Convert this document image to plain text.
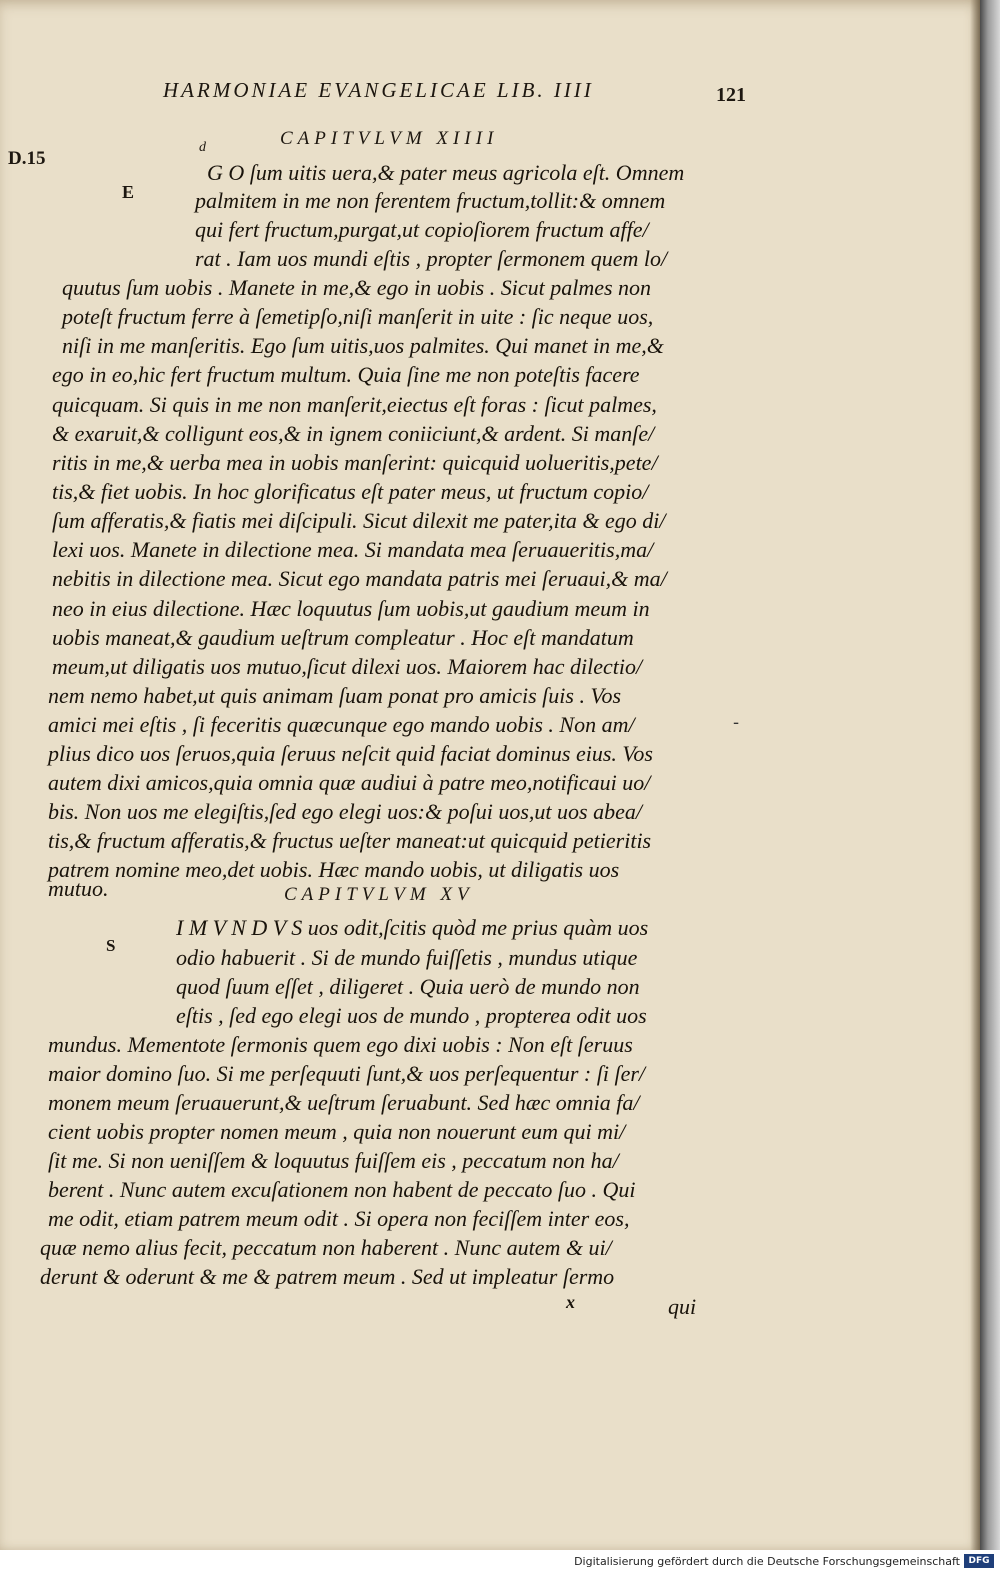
HARMONIAE EVANGELICAE LIB. IIII	121
D.15
E
S
CAPITVLVM XIIII
d

G O ſum uitis uera,& pater meus agricola eſt. Omnem

palmitem in me non ferentem fructum,tollit:& omnem

qui fert fructum,purgat,ut copioſiorem fructum affe/

rat . Iam uos mundi eſtis , propter ſermonem quem lo/

quutus ſum uobis . Manete in me,& ego in uobis . Sicut palmes non

poteſt fructum ferre à ſemetipſo,niſi manſerit in uite : ſic neque uos,

niſi in me manſeritis. Ego ſum uitis,uos palmites. Qui manet in me,&

ego in eo,hic fert fructum multum. Quia ſine me non poteſtis facere

quicquam. Si quis in me non manſerit,eiectus eſt foras : ſicut palmes,

& exaruit,& colligunt eos,& in ignem coniiciunt,& ardent. Si manſe/

ritis in me,& uerba mea in uobis manſerint: quicquid uolueritis,pete/

tis,& fiet uobis. In hoc glorificatus eſt pater meus, ut fructum copio/

ſum afferatis,& fiatis mei diſcipuli. Sicut dilexit me pater,ita & ego di/

lexi uos. Manete in dilectione mea. Si mandata mea ſeruaueritis,ma/

nebitis in dilectione mea. Sicut ego mandata patris mei ſeruaui,& ma/

neo in eius dilectione. Hæc loquutus ſum uobis,ut gaudium meum in

uobis maneat,& gaudium ueſtrum compleatur . Hoc eſt mandatum

meum,ut diligatis uos mutuo,ſicut dilexi uos. Maiorem hac dilectio/

nem nemo habet,ut quis animam ſuam ponat pro amicis ſuis . Vos

amici mei eſtis , ſi feceritis quæcunque ego mando uobis . Non am/

plius dico uos ſeruos,quia ſeruus neſcit quid faciat dominus eius. Vos

autem dixi amicos,quia omnia quæ audiui à patre meo,notificaui uo/

bis. Non uos me elegiſtis,ſed ego elegi uos:& poſui uos,ut uos abea/

tis,& fructum afferatis,& fructus ueſter maneat:ut quicquid petieritis

patrem nomine meo,det uobis. Hæc mando uobis, ut diligatis uos

mutuo.

-
CAPITVLVM XV

I M V N D V S uos odit,ſcitis quòd me prius quàm uos

odio habuerit . Si de mundo fuiſſetis , mundus utique

quod ſuum eſſet , diligeret . Quia uerò de mundo non

eſtis , ſed ego elegi uos de mundo , propterea odit uos

mundus. Mementote ſermonis quem ego dixi uobis : Non eſt ſeruus

maior domino ſuo. Si me perſequuti ſunt,& uos perſequentur : ſi ſer/

monem meum ſeruauerunt,& ueſtrum ſeruabunt. Sed hæc omnia fa/

cient uobis propter nomen meum , quia non nouerunt eum qui mi/

ſit me. Si non ueniſſem & loquutus fuiſſem eis , peccatum non ha/

berent . Nunc autem excuſationem non habent de peccato ſuo . Qui

me odit, etiam patrem meum odit . Si opera non feciſſem inter eos,

quæ nemo alius fecit, peccatum non haberent . Nunc autem & ui/

derunt & oderunt & me & patrem meum . Sed ut impleatur ſermo

x	qui
Digitalisierung gefördert durch die Deutsche Forschungsgemeinschaft DFG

- WHAT TO WORK ON -
Pictures excluded, quote all the data above exactly.

- WRITTEN ANSWER -
Convert this document image to plain text.
HARMONIAE EVANGELICAE LIB. IIII	121
D.15
E
S
CAPITVLVM XIIII
d

G O ſum uitis uera,& pater meus agricola eſt. Omnem

palmitem in me non ferentem fructum,tollit:& omnem

qui fert fructum,purgat,ut copioſiorem fructum affe/

rat . Iam uos mundi eſtis , propter ſermonem quem lo/

quutus ſum uobis . Manete in me,& ego in uobis . Sicut palmes non

poteſt fructum ferre à ſemetipſo,niſi manſerit in uite : ſic neque uos,

niſi in me manſeritis. Ego ſum uitis,uos palmites. Qui manet in me,&

ego in eo,hic fert fructum multum. Quia ſine me non poteſtis facere

quicquam. Si quis in me non manſerit,eiectus eſt foras : ſicut palmes,

& exaruit,& colligunt eos,& in ignem coniiciunt,& ardent. Si manſe/

ritis in me,& uerba mea in uobis manſerint: quicquid uolueritis,pete/

tis,& fiet uobis. In hoc glorificatus eſt pater meus, ut fructum copio/

ſum afferatis,& fiatis mei diſcipuli. Sicut dilexit me pater,ita & ego di/

lexi uos. Manete in dilectione mea. Si mandata mea ſeruaueritis,ma/

nebitis in dilectione mea. Sicut ego mandata patris mei ſeruaui,& ma/

neo in eius dilectione. Hæc loquutus ſum uobis,ut gaudium meum in

uobis maneat,& gaudium ueſtrum compleatur . Hoc eſt mandatum

meum,ut diligatis uos mutuo,ſicut dilexi uos. Maiorem hac dilectio/

nem nemo habet,ut quis animam ſuam ponat pro amicis ſuis . Vos

amici mei eſtis , ſi feceritis quæcunque ego mando uobis . Non am/

plius dico uos ſeruos,quia ſeruus neſcit quid faciat dominus eius. Vos

autem dixi amicos,quia omnia quæ audiui à patre meo,notificaui uo/

bis. Non uos me elegiſtis,ſed ego elegi uos:& poſui uos,ut uos abea/

tis,& fructum afferatis,& fructus ueſter maneat:ut quicquid petieritis

patrem nomine meo,det uobis. Hæc mando uobis, ut diligatis uos

mutuo.

-
CAPITVLVM XV

I M V N D V S uos odit,ſcitis quòd me prius quàm uos

odio habuerit . Si de mundo fuiſſetis , mundus utique

quod ſuum eſſet , diligeret . Quia uerò de mundo non

eſtis , ſed ego elegi uos de mundo , propterea odit uos

mundus. Mementote ſermonis quem ego dixi uobis : Non eſt ſeruus

maior domino ſuo. Si me perſequuti ſunt,& uos perſequentur : ſi ſer/

monem meum ſeruauerunt,& ueſtrum ſeruabunt. Sed hæc omnia fa/

cient uobis propter nomen meum , quia non nouerunt eum qui mi/

ſit me. Si non ueniſſem & loquutus fuiſſem eis , peccatum non ha/

berent . Nunc autem excuſationem non habent de peccato ſuo . Qui

me odit, etiam patrem meum odit . Si opera non feciſſem inter eos,

quæ nemo alius fecit, peccatum non haberent . Nunc autem & ui/

derunt & oderunt & me & patrem meum . Sed ut impleatur ſermo

x	qui
Digitalisierung gefördert durch die Deutsche Forschungsgemeinschaft DFG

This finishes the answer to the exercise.